Output the material beneath exactly, leaving nothing out.

Start of TASK MATERIAL

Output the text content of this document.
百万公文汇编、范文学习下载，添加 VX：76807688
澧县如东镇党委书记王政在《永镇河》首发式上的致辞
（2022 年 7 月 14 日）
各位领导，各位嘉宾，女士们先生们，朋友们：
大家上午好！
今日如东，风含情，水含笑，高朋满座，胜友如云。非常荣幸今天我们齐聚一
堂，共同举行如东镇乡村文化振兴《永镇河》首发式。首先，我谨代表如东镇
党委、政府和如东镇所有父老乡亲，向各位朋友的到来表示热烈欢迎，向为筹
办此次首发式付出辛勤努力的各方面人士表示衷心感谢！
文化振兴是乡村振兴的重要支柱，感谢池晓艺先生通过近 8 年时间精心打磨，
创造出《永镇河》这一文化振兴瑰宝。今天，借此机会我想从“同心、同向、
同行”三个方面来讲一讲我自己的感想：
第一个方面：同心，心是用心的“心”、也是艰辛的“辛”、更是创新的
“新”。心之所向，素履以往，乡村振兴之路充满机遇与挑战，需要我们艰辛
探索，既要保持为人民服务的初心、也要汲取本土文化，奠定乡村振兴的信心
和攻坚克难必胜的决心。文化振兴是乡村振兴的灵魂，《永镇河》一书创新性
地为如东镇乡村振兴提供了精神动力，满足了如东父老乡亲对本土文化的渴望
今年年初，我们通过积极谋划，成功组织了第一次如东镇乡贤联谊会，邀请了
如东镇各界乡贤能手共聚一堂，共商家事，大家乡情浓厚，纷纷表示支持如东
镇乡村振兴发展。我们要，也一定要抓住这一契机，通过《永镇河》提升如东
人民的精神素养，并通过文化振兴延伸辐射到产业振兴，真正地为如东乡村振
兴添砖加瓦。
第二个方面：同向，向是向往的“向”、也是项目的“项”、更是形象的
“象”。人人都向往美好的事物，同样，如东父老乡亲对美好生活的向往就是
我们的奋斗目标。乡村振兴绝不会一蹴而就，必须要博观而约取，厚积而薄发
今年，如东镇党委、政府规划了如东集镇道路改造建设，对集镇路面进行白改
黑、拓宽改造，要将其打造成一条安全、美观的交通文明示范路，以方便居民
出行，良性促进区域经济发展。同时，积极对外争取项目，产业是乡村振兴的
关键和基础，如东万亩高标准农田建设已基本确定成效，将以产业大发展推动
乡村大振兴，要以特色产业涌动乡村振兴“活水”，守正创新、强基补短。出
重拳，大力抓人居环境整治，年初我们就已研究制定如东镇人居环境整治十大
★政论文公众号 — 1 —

End of TASK MATERIAL

THE RESPONSE —
Output the text content of this document.
百万公文汇编、范文学习下载，添加 VX：76807688
澧县如东镇党委书记王政在《永镇河》首发式上的致辞
（2022 年 7 月 14 日）
各位领导，各位嘉宾，女士们先生们，朋友们：
大家上午好！
今日如东，风含情，水含笑，高朋满座，胜友如云。非常荣幸今天我们齐聚一
堂，共同举行如东镇乡村文化振兴《永镇河》首发式。首先，我谨代表如东镇
党委、政府和如东镇所有父老乡亲，向各位朋友的到来表示热烈欢迎，向为筹
办此次首发式付出辛勤努力的各方面人士表示衷心感谢！
文化振兴是乡村振兴的重要支柱，感谢池晓艺先生通过近 8 年时间精心打磨，
创造出《永镇河》这一文化振兴瑰宝。今天，借此机会我想从“同心、同向、
同行”三个方面来讲一讲我自己的感想：
第一个方面：同心，心是用心的“心”、也是艰辛的“辛”、更是创新的
“新”。心之所向，素履以往，乡村振兴之路充满机遇与挑战，需要我们艰辛
探索，既要保持为人民服务的初心、也要汲取本土文化，奠定乡村振兴的信心
和攻坚克难必胜的决心。文化振兴是乡村振兴的灵魂，《永镇河》一书创新性
地为如东镇乡村振兴提供了精神动力，满足了如东父老乡亲对本土文化的渴望
今年年初，我们通过积极谋划，成功组织了第一次如东镇乡贤联谊会，邀请了
如东镇各界乡贤能手共聚一堂，共商家事，大家乡情浓厚，纷纷表示支持如东
镇乡村振兴发展。我们要，也一定要抓住这一契机，通过《永镇河》提升如东
人民的精神素养，并通过文化振兴延伸辐射到产业振兴，真正地为如东乡村振
兴添砖加瓦。
第二个方面：同向，向是向往的“向”、也是项目的“项”、更是形象的
“象”。人人都向往美好的事物，同样，如东父老乡亲对美好生活的向往就是
我们的奋斗目标。乡村振兴绝不会一蹴而就，必须要博观而约取，厚积而薄发
今年，如东镇党委、政府规划了如东集镇道路改造建设，对集镇路面进行白改
黑、拓宽改造，要将其打造成一条安全、美观的交通文明示范路，以方便居民
出行，良性促进区域经济发展。同时，积极对外争取项目，产业是乡村振兴的
关键和基础，如东万亩高标准农田建设已基本确定成效，将以产业大发展推动
乡村大振兴，要以特色产业涌动乡村振兴“活水”，守正创新、强基补短。出
重拳，大力抓人居环境整治，年初我们就已研究制定如东镇人居环境整治十大
★政论文公众号 — 1 —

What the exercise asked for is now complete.